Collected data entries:
+-------+

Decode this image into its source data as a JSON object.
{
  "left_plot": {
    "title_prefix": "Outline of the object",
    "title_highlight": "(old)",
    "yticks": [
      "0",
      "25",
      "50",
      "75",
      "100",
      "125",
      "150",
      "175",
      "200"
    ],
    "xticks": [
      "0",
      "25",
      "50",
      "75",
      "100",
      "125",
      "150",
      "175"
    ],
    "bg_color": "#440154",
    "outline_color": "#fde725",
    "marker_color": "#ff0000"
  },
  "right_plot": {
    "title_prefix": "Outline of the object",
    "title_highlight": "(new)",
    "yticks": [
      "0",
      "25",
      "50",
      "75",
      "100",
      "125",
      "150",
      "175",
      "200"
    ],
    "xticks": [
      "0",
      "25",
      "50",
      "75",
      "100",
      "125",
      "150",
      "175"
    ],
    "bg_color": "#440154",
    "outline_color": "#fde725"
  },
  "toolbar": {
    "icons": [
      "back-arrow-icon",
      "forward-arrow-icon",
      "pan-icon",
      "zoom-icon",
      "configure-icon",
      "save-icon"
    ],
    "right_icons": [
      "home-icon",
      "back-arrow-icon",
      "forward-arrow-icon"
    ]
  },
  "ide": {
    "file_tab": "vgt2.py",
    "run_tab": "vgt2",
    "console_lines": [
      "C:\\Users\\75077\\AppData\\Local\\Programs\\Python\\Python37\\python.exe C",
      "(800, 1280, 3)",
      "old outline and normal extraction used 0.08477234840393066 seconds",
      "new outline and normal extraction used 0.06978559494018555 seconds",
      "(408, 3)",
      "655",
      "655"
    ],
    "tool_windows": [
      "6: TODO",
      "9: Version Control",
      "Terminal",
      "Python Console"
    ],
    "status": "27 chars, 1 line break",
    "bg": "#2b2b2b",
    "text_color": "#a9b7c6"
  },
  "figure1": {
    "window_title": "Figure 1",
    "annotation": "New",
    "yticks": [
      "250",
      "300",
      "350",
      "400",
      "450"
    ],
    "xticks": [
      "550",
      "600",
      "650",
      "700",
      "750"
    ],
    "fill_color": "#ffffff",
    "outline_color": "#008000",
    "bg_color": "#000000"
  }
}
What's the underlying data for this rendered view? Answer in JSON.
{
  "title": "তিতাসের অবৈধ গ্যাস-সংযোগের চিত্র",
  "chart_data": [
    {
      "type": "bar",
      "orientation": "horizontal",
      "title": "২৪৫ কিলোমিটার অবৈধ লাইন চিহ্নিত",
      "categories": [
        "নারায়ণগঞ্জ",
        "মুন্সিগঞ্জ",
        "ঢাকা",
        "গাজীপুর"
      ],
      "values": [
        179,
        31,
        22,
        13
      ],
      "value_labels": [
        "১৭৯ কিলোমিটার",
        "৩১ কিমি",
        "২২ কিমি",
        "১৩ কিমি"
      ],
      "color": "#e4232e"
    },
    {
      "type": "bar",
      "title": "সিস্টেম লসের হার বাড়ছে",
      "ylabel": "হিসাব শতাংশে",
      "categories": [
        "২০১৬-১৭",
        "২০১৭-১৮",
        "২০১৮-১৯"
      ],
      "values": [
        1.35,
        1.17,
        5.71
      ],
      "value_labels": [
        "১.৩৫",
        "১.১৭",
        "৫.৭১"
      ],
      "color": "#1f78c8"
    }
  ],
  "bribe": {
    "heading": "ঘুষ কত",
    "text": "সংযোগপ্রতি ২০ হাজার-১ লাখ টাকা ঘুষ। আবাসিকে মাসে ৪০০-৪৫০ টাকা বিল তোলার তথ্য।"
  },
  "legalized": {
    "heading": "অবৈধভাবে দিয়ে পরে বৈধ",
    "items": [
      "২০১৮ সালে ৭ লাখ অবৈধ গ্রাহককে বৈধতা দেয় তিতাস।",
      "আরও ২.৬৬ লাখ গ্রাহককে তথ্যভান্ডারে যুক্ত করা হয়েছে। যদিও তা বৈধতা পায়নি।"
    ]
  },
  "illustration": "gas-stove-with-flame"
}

+-------+

**The task**
Write out the whole listing again. Match it word for word.

**Exercise answer**
Decode this image into its source data as a JSON object.
{
  "left_plot": {
    "title_prefix": "Outline of the object",
    "title_highlight": "(old)",
    "yticks": [
      "0",
      "25",
      "50",
      "75",
      "100",
      "125",
      "150",
      "175",
      "200"
    ],
    "xticks": [
      "0",
      "25",
      "50",
      "75",
      "100",
      "125",
      "150",
      "175"
    ],
    "bg_color": "#440154",
    "outline_color": "#fde725",
    "marker_color": "#ff0000"
  },
  "right_plot": {
    "title_prefix": "Outline of the object",
    "title_highlight": "(new)",
    "yticks": [
      "0",
      "25",
      "50",
      "75",
      "100",
      "125",
      "150",
      "175",
      "200"
    ],
    "xticks": [
      "0",
      "25",
      "50",
      "75",
      "100",
      "125",
      "150",
      "175"
    ],
    "bg_color": "#440154",
    "outline_color": "#fde725"
  },
  "toolbar": {
    "icons": [
      "back-arrow-icon",
      "forward-arrow-icon",
      "pan-icon",
      "zoom-icon",
      "configure-icon",
      "save-icon"
    ],
    "right_icons": [
      "home-icon",
      "back-arrow-icon",
      "forward-arrow-icon"
    ]
  },
  "ide": {
    "file_tab": "vgt2.py",
    "run_tab": "vgt2",
    "console_lines": [
      "C:\\Users\\75077\\AppData\\Local\\Programs\\Python\\Python37\\python.exe C",
      "(800, 1280, 3)",
      "old outline and normal extraction used 0.08477234840393066 seconds",
      "new outline and normal extraction used 0.06978559494018555 seconds",
      "(408, 3)",
      "655",
      "655"
    ],
    "tool_windows": [
      "6: TODO",
      "9: Version Control",
      "Terminal",
      "Python Console"
    ],
    "status": "27 chars, 1 line break",
    "bg": "#2b2b2b",
    "text_color": "#a9b7c6"
  },
  "figure1": {
    "window_title": "Figure 1",
    "annotation": "New",
    "yticks": [
      "250",
      "300",
      "350",
      "400",
      "450"
    ],
    "xticks": [
      "550",
      "600",
      "650",
      "700",
      "750"
    ],
    "fill_color": "#ffffff",
    "outline_color": "#008000",
    "bg_color": "#000000"
  }
}
What's the underlying data for this rendered view? Answer in JSON.
{
  "title": "তিতাসের অবৈধ গ্যাস-সংযোগের চিত্র",
  "chart_data": [
    {
      "type": "bar",
      "orientation": "horizontal",
      "title": "২৪৫ কিলোমিটার অবৈধ লাইন চিহ্নিত",
      "categories": [
        "নারায়ণগঞ্জ",
        "মুন্সিগঞ্জ",
        "ঢাকা",
        "গাজীপুর"
      ],
      "values": [
        179,
        31,
        22,
        13
      ],
      "value_labels": [
        "১৭৯ কিলোমিটার",
        "৩১ কিমি",
        "২২ কিমি",
        "১৩ কিমি"
      ],
      "color": "#e4232e"
    },
    {
      "type": "bar",
      "title": "সিস্টেম লসের হার বাড়ছে",
      "ylabel": "হিসাব শতাংশে",
      "categories": [
        "২০১৬-১৭",
        "২০১৭-১৮",
        "২০১৮-১৯"
      ],
      "values": [
        1.35,
        1.17,
        5.71
      ],
      "value_labels": [
        "১.৩৫",
        "১.১৭",
        "৫.৭১"
      ],
      "color": "#1f78c8"
    }
  ],
  "bribe": {
    "heading": "ঘুষ কত",
    "text": "সংযোগপ্রতি ২০ হাজার-১ লাখ টাকা ঘুষ। আবাসিকে মাসে ৪০০-৪৫০ টাকা বিল তোলার তথ্য।"
  },
  "legalized": {
    "heading": "অবৈধভাবে দিয়ে পরে বৈধ",
    "items": [
      "২০১৮ সালে ৭ লাখ অবৈধ গ্রাহককে বৈধতা দেয় তিতাস।",
      "আরও ২.৬৬ লাখ গ্রাহককে তথ্যভান্ডারে যুক্ত করা হয়েছে। যদিও তা বৈধতা পায়নি।"
    ]
  },
  "illustration": "gas-stove-with-flame"
}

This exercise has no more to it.